Lary Gaby Mehanna (; born 28 October 1983) is a Lebanese footballer who plays as a goalkeeper for French club Villeparisis.

Born in Lebanon to a Lebanese father and a French mother, Mehanna moved to France aged one. He was part of the youth team of Paris Saint-Germain, before moving back to Lebanon in 2003, playing for Ansar. After a short stint in France at Tremblay in 2011–12, Mehanna returned to Ansar, before moving to France in 2016, playing for amateur side Villeparisis.

Mehanna has played for Lebanon internationally between 2006 and 2014. He has played over 30 games, representing Lebanon at the 2010 FIFA World Cup qualifiers and the 2011 AFC Asian Cup qualifiers.

Early life 
Born on 28 October 1983 in Beirut, Lebanon, to a Lebanese father and a French mother, Mehanna moved aged one with his family to Dammartin-en-Goële, France, due to the ongoing Lebanese Civil War. Aged six, Mehanna played as a defender for Cergy-Pontoise; he became a goalkeeper aged 12 during a youth tournament. Between 1998 and 2002 Mehanna played for Paris Saint-Germain's youth setup.

Club career 
Mehanna joined Lebanese Premier League side Ansar on 8 July 2003. He retired from football in December 2015, before moving to France in January 2016, joining Regional 3 side Villeparisis in the French eighth division.

> [Supplied data]
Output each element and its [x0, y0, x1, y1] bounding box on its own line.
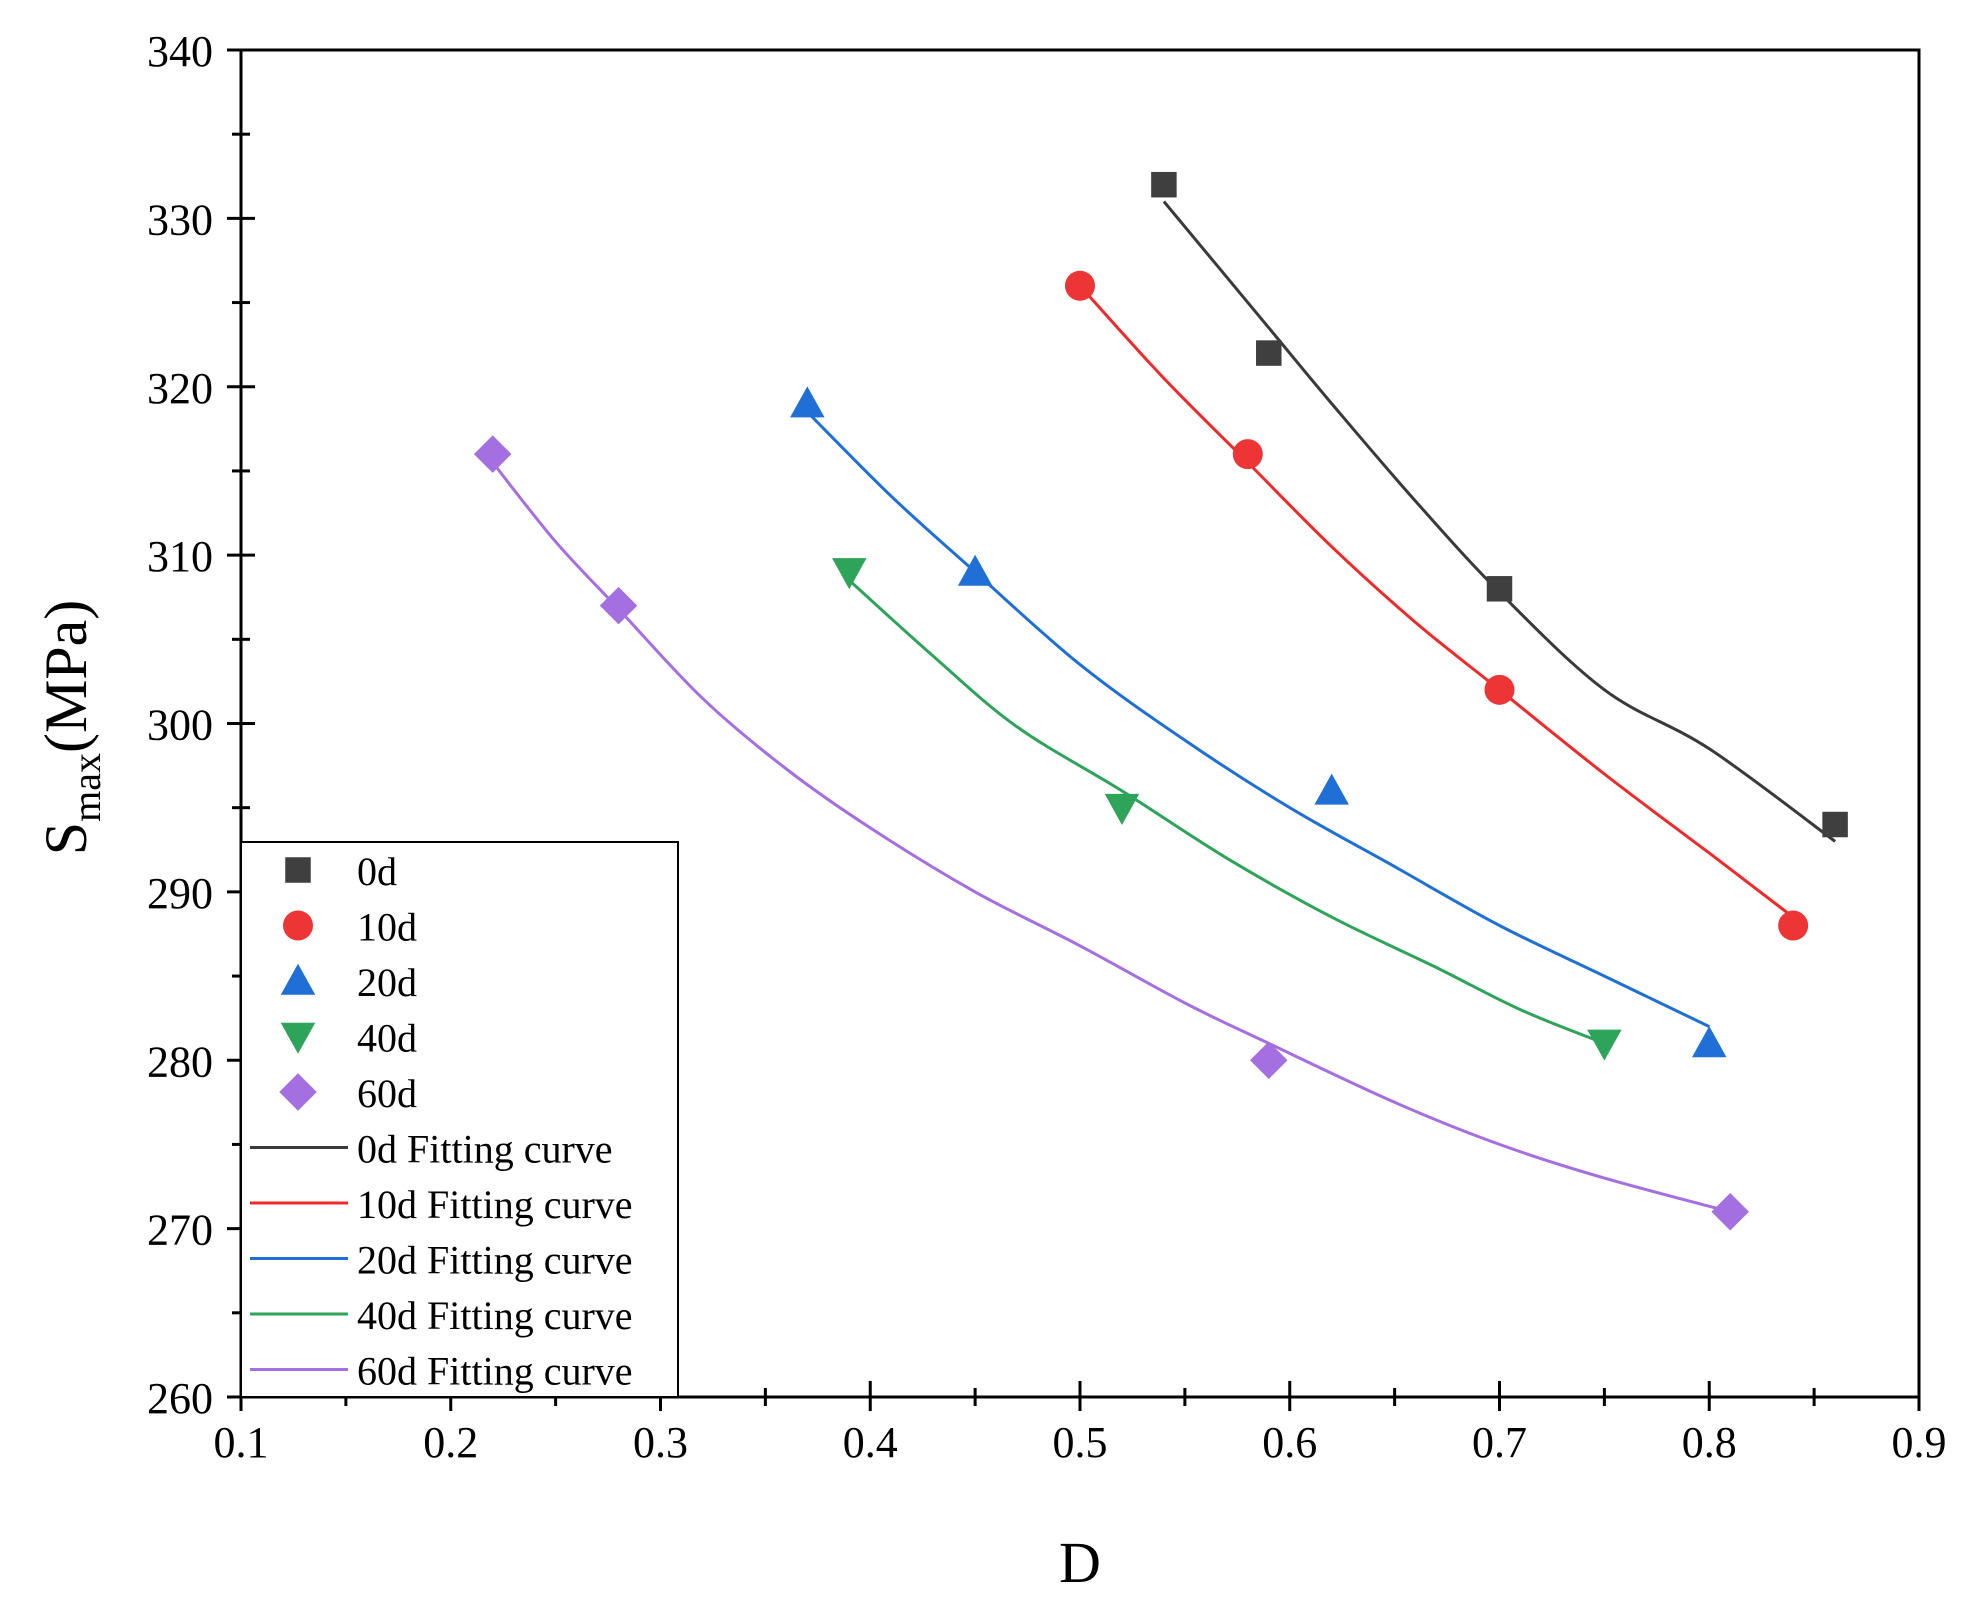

> [Written task 1]
In the Mehanna biography, at what age did he become a goalkeeper?
> [Written task 2]
Render this sentence from the Mehanna biography in Spanish: "Mehanna joined Lebanese Premier League side Ansar on 8 July 2003."
> [Written task 3]
Set down word for word the part of the Mehanna biography running from "Lary Gaby Mehanna" down to "Asian Cup qualifiers.".

> [Complete answer 1]
He became a goalkeeper at age 12, during a youth tournament.

> [Complete answer 2]
Mehanna se unió al Ansar, equipo de la Liga Premier libanesa, el 8 de julio de 2003.

> [Complete answer 3]
Lary Gaby Mehanna (; born 28 October 1983) is a Lebanese footballer who plays as a goalkeeper for French club Villeparisis.

Born in Lebanon to a Lebanese father and a French mother, Mehanna moved to France aged one. He was part of the youth team of Paris Saint-Germain, before moving back to Lebanon in 2003, playing for Ansar. After a short stint in France at Tremblay in 2011–12, Mehanna returned to Ansar, before moving to France in 2016, playing for amateur side Villeparisis.

Mehanna has played for Lebanon internationally between 2006 and 2014. He has played over 30 games, representing Lebanon at the 2010 FIFA World Cup qualifiers and the 2011 AFC Asian Cup qualifiers.